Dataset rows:
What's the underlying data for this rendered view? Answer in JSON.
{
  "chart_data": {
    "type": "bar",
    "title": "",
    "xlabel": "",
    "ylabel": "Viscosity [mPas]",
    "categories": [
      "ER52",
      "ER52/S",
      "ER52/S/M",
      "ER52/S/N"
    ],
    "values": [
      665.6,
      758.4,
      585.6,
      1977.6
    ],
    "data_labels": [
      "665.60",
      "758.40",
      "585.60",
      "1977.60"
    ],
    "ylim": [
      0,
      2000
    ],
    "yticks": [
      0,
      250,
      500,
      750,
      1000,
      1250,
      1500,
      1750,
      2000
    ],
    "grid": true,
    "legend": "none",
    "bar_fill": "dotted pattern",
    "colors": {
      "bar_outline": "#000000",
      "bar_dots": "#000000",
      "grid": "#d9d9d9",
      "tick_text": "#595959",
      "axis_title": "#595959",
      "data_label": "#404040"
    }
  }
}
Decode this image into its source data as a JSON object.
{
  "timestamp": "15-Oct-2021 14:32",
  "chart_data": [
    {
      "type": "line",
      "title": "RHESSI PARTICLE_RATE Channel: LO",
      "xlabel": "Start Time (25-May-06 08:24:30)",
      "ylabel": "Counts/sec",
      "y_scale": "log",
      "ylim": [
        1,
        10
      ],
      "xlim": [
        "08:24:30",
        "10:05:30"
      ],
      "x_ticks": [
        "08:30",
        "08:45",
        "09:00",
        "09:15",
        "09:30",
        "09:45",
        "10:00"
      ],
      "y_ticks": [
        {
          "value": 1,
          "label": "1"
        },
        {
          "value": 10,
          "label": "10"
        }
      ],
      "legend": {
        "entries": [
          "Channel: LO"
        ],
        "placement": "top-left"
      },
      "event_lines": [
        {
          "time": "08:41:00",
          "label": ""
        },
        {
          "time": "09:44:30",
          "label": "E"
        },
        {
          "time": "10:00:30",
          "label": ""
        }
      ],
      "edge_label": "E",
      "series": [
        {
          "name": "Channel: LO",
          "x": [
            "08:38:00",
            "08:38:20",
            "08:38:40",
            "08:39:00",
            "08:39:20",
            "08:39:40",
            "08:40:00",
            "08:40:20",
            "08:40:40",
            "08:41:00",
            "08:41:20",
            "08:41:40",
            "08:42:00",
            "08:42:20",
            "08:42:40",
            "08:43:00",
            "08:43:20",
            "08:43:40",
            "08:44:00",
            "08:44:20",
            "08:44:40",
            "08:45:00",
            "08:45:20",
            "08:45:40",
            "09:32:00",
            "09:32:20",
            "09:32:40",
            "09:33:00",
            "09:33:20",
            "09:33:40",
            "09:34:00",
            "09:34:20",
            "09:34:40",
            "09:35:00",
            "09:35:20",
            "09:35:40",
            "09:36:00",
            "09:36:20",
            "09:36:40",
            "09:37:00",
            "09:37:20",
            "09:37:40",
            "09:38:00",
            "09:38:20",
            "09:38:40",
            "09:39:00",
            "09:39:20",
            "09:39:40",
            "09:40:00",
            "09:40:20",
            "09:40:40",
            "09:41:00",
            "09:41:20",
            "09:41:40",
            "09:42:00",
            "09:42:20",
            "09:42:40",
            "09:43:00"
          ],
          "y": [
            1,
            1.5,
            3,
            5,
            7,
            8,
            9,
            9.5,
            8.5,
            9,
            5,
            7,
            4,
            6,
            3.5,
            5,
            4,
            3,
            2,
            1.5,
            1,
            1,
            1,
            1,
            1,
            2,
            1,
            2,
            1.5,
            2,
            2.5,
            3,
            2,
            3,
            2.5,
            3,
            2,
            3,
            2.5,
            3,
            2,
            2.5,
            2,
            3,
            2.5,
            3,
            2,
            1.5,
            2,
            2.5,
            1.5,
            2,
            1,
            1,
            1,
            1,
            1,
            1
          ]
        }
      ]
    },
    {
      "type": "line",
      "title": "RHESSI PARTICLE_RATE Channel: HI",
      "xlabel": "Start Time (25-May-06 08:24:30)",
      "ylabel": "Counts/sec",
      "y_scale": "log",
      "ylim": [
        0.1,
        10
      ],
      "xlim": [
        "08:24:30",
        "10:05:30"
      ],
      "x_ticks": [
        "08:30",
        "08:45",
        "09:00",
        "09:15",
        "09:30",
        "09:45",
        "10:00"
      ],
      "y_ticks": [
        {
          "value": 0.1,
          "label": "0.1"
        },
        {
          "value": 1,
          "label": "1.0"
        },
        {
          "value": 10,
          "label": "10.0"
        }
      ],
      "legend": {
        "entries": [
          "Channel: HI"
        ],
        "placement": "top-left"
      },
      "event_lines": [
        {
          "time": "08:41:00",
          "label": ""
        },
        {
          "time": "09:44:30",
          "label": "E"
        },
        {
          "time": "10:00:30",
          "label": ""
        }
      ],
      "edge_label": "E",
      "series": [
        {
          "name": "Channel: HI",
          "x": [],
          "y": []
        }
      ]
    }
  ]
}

» **TASK REQUIREMENTS**
Write out each line of the data above again, exactly as given.

» **COMPLETE ANSWER**
What's the underlying data for this rendered view? Answer in JSON.
{
  "chart_data": {
    "type": "bar",
    "title": "",
    "xlabel": "",
    "ylabel": "Viscosity [mPas]",
    "categories": [
      "ER52",
      "ER52/S",
      "ER52/S/M",
      "ER52/S/N"
    ],
    "values": [
      665.6,
      758.4,
      585.6,
      1977.6
    ],
    "data_labels": [
      "665.60",
      "758.40",
      "585.60",
      "1977.60"
    ],
    "ylim": [
      0,
      2000
    ],
    "yticks": [
      0,
      250,
      500,
      750,
      1000,
      1250,
      1500,
      1750,
      2000
    ],
    "grid": true,
    "legend": "none",
    "bar_fill": "dotted pattern",
    "colors": {
      "bar_outline": "#000000",
      "bar_dots": "#000000",
      "grid": "#d9d9d9",
      "tick_text": "#595959",
      "axis_title": "#595959",
      "data_label": "#404040"
    }
  }
}
Decode this image into its source data as a JSON object.
{
  "timestamp": "15-Oct-2021 14:32",
  "chart_data": [
    {
      "type": "line",
      "title": "RHESSI PARTICLE_RATE Channel: LO",
      "xlabel": "Start Time (25-May-06 08:24:30)",
      "ylabel": "Counts/sec",
      "y_scale": "log",
      "ylim": [
        1,
        10
      ],
      "xlim": [
        "08:24:30",
        "10:05:30"
      ],
      "x_ticks": [
        "08:30",
        "08:45",
        "09:00",
        "09:15",
        "09:30",
        "09:45",
        "10:00"
      ],
      "y_ticks": [
        {
          "value": 1,
          "label": "1"
        },
        {
          "value": 10,
          "label": "10"
        }
      ],
      "legend": {
        "entries": [
          "Channel: LO"
        ],
        "placement": "top-left"
      },
      "event_lines": [
        {
          "time": "08:41:00",
          "label": ""
        },
        {
          "time": "09:44:30",
          "label": "E"
        },
        {
          "time": "10:00:30",
          "label": ""
        }
      ],
      "edge_label": "E",
      "series": [
        {
          "name": "Channel: LO",
          "x": [
            "08:38:00",
            "08:38:20",
            "08:38:40",
            "08:39:00",
            "08:39:20",
            "08:39:40",
            "08:40:00",
            "08:40:20",
            "08:40:40",
            "08:41:00",
            "08:41:20",
            "08:41:40",
            "08:42:00",
            "08:42:20",
            "08:42:40",
            "08:43:00",
            "08:43:20",
            "08:43:40",
            "08:44:00",
            "08:44:20",
            "08:44:40",
            "08:45:00",
            "08:45:20",
            "08:45:40",
            "09:32:00",
            "09:32:20",
            "09:32:40",
            "09:33:00",
            "09:33:20",
            "09:33:40",
            "09:34:00",
            "09:34:20",
            "09:34:40",
            "09:35:00",
            "09:35:20",
            "09:35:40",
            "09:36:00",
            "09:36:20",
            "09:36:40",
            "09:37:00",
            "09:37:20",
            "09:37:40",
            "09:38:00",
            "09:38:20",
            "09:38:40",
            "09:39:00",
            "09:39:20",
            "09:39:40",
            "09:40:00",
            "09:40:20",
            "09:40:40",
            "09:41:00",
            "09:41:20",
            "09:41:40",
            "09:42:00",
            "09:42:20",
            "09:42:40",
            "09:43:00"
          ],
          "y": [
            1,
            1.5,
            3,
            5,
            7,
            8,
            9,
            9.5,
            8.5,
            9,
            5,
            7,
            4,
            6,
            3.5,
            5,
            4,
            3,
            2,
            1.5,
            1,
            1,
            1,
            1,
            1,
            2,
            1,
            2,
            1.5,
            2,
            2.5,
            3,
            2,
            3,
            2.5,
            3,
            2,
            3,
            2.5,
            3,
            2,
            2.5,
            2,
            3,
            2.5,
            3,
            2,
            1.5,
            2,
            2.5,
            1.5,
            2,
            1,
            1,
            1,
            1,
            1,
            1
          ]
        }
      ]
    },
    {
      "type": "line",
      "title": "RHESSI PARTICLE_RATE Channel: HI",
      "xlabel": "Start Time (25-May-06 08:24:30)",
      "ylabel": "Counts/sec",
      "y_scale": "log",
      "ylim": [
        0.1,
        10
      ],
      "xlim": [
        "08:24:30",
        "10:05:30"
      ],
      "x_ticks": [
        "08:30",
        "08:45",
        "09:00",
        "09:15",
        "09:30",
        "09:45",
        "10:00"
      ],
      "y_ticks": [
        {
          "value": 0.1,
          "label": "0.1"
        },
        {
          "value": 1,
          "label": "1.0"
        },
        {
          "value": 10,
          "label": "10.0"
        }
      ],
      "legend": {
        "entries": [
          "Channel: HI"
        ],
        "placement": "top-left"
      },
      "event_lines": [
        {
          "time": "08:41:00",
          "label": ""
        },
        {
          "time": "09:44:30",
          "label": "E"
        },
        {
          "time": "10:00:30",
          "label": ""
        }
      ],
      "edge_label": "E",
      "series": [
        {
          "name": "Channel: HI",
          "x": [],
          "y": []
        }
      ]
    }
  ]
}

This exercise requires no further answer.